▶ **TASK MATERIAL**:
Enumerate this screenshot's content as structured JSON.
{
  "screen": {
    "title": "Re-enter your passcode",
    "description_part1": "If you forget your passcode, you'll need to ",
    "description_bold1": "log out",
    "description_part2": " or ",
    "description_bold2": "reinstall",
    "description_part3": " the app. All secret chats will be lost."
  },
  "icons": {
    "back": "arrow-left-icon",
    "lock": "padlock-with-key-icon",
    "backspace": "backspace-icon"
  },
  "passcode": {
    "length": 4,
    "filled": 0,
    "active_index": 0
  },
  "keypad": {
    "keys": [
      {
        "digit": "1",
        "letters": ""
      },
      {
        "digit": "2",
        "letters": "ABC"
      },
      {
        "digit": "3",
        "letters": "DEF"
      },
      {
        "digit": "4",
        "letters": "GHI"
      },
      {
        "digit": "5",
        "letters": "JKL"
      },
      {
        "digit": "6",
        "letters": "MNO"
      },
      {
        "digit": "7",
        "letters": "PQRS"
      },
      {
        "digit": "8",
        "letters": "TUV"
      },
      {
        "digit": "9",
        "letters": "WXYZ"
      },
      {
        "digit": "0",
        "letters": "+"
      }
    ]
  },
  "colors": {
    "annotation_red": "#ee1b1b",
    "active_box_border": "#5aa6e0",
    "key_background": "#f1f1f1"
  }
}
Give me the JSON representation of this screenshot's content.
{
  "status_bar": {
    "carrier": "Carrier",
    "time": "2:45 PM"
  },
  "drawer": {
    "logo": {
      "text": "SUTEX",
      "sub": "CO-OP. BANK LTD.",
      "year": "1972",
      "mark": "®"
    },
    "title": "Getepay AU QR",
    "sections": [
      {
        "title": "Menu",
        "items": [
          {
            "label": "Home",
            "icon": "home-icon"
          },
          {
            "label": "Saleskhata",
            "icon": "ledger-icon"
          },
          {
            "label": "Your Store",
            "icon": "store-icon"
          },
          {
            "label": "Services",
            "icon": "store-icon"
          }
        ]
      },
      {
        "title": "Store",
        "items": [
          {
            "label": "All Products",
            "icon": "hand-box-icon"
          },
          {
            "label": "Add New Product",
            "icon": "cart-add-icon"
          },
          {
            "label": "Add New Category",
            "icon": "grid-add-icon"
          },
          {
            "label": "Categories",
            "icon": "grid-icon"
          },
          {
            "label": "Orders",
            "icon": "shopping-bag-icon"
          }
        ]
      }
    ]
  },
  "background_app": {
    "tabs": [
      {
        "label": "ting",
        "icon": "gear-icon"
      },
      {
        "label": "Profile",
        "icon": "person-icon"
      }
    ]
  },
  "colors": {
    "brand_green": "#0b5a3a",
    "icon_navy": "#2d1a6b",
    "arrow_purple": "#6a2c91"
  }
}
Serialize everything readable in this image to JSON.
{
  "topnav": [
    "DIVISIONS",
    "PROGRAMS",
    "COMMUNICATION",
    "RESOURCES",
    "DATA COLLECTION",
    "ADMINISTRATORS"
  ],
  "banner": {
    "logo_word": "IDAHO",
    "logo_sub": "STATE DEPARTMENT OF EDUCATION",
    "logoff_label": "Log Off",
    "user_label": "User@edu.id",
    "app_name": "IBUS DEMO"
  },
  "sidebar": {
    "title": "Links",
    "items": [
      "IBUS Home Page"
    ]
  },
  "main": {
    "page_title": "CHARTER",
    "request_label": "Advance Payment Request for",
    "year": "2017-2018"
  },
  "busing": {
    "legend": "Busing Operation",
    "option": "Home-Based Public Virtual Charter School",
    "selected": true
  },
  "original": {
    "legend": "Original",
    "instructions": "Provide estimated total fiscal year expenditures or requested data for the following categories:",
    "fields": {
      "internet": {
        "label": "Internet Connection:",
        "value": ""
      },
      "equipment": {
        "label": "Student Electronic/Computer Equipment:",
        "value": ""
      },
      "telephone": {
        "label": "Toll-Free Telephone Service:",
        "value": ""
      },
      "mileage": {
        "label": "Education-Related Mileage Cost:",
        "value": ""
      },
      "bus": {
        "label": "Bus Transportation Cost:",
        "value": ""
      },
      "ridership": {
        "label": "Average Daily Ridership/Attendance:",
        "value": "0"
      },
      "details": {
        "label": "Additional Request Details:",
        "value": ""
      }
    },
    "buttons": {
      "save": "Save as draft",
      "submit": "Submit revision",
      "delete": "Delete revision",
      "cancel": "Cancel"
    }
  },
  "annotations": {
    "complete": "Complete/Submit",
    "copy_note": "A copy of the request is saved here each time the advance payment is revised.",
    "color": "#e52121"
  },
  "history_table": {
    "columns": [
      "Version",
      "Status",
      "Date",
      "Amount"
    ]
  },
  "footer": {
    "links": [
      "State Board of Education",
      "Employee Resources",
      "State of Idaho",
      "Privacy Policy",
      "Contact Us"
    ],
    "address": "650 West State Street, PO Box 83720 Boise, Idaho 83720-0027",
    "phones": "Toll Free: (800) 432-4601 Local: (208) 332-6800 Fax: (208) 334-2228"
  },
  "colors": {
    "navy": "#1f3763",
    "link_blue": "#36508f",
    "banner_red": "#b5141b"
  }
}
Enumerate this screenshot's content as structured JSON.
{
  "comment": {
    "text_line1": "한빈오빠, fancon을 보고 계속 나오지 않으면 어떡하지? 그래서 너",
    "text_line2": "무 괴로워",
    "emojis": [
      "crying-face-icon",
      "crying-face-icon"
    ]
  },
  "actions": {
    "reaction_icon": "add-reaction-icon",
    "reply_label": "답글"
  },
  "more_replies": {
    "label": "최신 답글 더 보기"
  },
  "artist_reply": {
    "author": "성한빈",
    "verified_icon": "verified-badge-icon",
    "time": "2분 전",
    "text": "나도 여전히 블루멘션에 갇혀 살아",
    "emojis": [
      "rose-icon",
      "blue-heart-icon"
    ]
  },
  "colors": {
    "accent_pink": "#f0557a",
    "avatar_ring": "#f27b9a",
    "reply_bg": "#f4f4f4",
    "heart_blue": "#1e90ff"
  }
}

▶ **WHAT YOU NEED TO DO**: Write out the records shown above, exactly as they appear.

▶ **WRITTEN RESPONSE**:
Enumerate this screenshot's content as structured JSON.
{
  "screen": {
    "title": "Re-enter your passcode",
    "description_part1": "If you forget your passcode, you'll need to ",
    "description_bold1": "log out",
    "description_part2": " or ",
    "description_bold2": "reinstall",
    "description_part3": " the app. All secret chats will be lost."
  },
  "icons": {
    "back": "arrow-left-icon",
    "lock": "padlock-with-key-icon",
    "backspace": "backspace-icon"
  },
  "passcode": {
    "length": 4,
    "filled": 0,
    "active_index": 0
  },
  "keypad": {
    "keys": [
      {
        "digit": "1",
        "letters": ""
      },
      {
        "digit": "2",
        "letters": "ABC"
      },
      {
        "digit": "3",
        "letters": "DEF"
      },
      {
        "digit": "4",
        "letters": "GHI"
      },
      {
        "digit": "5",
        "letters": "JKL"
      },
      {
        "digit": "6",
        "letters": "MNO"
      },
      {
        "digit": "7",
        "letters": "PQRS"
      },
      {
        "digit": "8",
        "letters": "TUV"
      },
      {
        "digit": "9",
        "letters": "WXYZ"
      },
      {
        "digit": "0",
        "letters": "+"
      }
    ]
  },
  "colors": {
    "annotation_red": "#ee1b1b",
    "active_box_border": "#5aa6e0",
    "key_background": "#f1f1f1"
  }
}
Give me the JSON representation of this screenshot's content.
{
  "status_bar": {
    "carrier": "Carrier",
    "time": "2:45 PM"
  },
  "drawer": {
    "logo": {
      "text": "SUTEX",
      "sub": "CO-OP. BANK LTD.",
      "year": "1972",
      "mark": "®"
    },
    "title": "Getepay AU QR",
    "sections": [
      {
        "title": "Menu",
        "items": [
          {
            "label": "Home",
            "icon": "home-icon"
          },
          {
            "label": "Saleskhata",
            "icon": "ledger-icon"
          },
          {
            "label": "Your Store",
            "icon": "store-icon"
          },
          {
            "label": "Services",
            "icon": "store-icon"
          }
        ]
      },
      {
        "title": "Store",
        "items": [
          {
            "label": "All Products",
            "icon": "hand-box-icon"
          },
          {
            "label": "Add New Product",
            "icon": "cart-add-icon"
          },
          {
            "label": "Add New Category",
            "icon": "grid-add-icon"
          },
          {
            "label": "Categories",
            "icon": "grid-icon"
          },
          {
            "label": "Orders",
            "icon": "shopping-bag-icon"
          }
        ]
      }
    ]
  },
  "background_app": {
    "tabs": [
      {
        "label": "ting",
        "icon": "gear-icon"
      },
      {
        "label": "Profile",
        "icon": "person-icon"
      }
    ]
  },
  "colors": {
    "brand_green": "#0b5a3a",
    "icon_navy": "#2d1a6b",
    "arrow_purple": "#6a2c91"
  }
}
Serialize everything readable in this image to JSON.
{
  "topnav": [
    "DIVISIONS",
    "PROGRAMS",
    "COMMUNICATION",
    "RESOURCES",
    "DATA COLLECTION",
    "ADMINISTRATORS"
  ],
  "banner": {
    "logo_word": "IDAHO",
    "logo_sub": "STATE DEPARTMENT OF EDUCATION",
    "logoff_label": "Log Off",
    "user_label": "User@edu.id",
    "app_name": "IBUS DEMO"
  },
  "sidebar": {
    "title": "Links",
    "items": [
      "IBUS Home Page"
    ]
  },
  "main": {
    "page_title": "CHARTER",
    "request_label": "Advance Payment Request for",
    "year": "2017-2018"
  },
  "busing": {
    "legend": "Busing Operation",
    "option": "Home-Based Public Virtual Charter School",
    "selected": true
  },
  "original": {
    "legend": "Original",
    "instructions": "Provide estimated total fiscal year expenditures or requested data for the following categories:",
    "fields": {
      "internet": {
        "label": "Internet Connection:",
        "value": ""
      },
      "equipment": {
        "label": "Student Electronic/Computer Equipment:",
        "value": ""
      },
      "telephone": {
        "label": "Toll-Free Telephone Service:",
        "value": ""
      },
      "mileage": {
        "label": "Education-Related Mileage Cost:",
        "value": ""
      },
      "bus": {
        "label": "Bus Transportation Cost:",
        "value": ""
      },
      "ridership": {
        "label": "Average Daily Ridership/Attendance:",
        "value": "0"
      },
      "details": {
        "label": "Additional Request Details:",
        "value": ""
      }
    },
    "buttons": {
      "save": "Save as draft",
      "submit": "Submit revision",
      "delete": "Delete revision",
      "cancel": "Cancel"
    }
  },
  "annotations": {
    "complete": "Complete/Submit",
    "copy_note": "A copy of the request is saved here each time the advance payment is revised.",
    "color": "#e52121"
  },
  "history_table": {
    "columns": [
      "Version",
      "Status",
      "Date",
      "Amount"
    ]
  },
  "footer": {
    "links": [
      "State Board of Education",
      "Employee Resources",
      "State of Idaho",
      "Privacy Policy",
      "Contact Us"
    ],
    "address": "650 West State Street, PO Box 83720 Boise, Idaho 83720-0027",
    "phones": "Toll Free: (800) 432-4601 Local: (208) 332-6800 Fax: (208) 334-2228"
  },
  "colors": {
    "navy": "#1f3763",
    "link_blue": "#36508f",
    "banner_red": "#b5141b"
  }
}
Enumerate this screenshot's content as structured JSON.
{
  "comment": {
    "text_line1": "한빈오빠, fancon을 보고 계속 나오지 않으면 어떡하지? 그래서 너",
    "text_line2": "무 괴로워",
    "emojis": [
      "crying-face-icon",
      "crying-face-icon"
    ]
  },
  "actions": {
    "reaction_icon": "add-reaction-icon",
    "reply_label": "답글"
  },
  "more_replies": {
    "label": "최신 답글 더 보기"
  },
  "artist_reply": {
    "author": "성한빈",
    "verified_icon": "verified-badge-icon",
    "time": "2분 전",
    "text": "나도 여전히 블루멘션에 갇혀 살아",
    "emojis": [
      "rose-icon",
      "blue-heart-icon"
    ]
  },
  "colors": {
    "accent_pink": "#f0557a",
    "avatar_ring": "#f27b9a",
    "reply_bg": "#f4f4f4",
    "heart_blue": "#1e90ff"
  }
}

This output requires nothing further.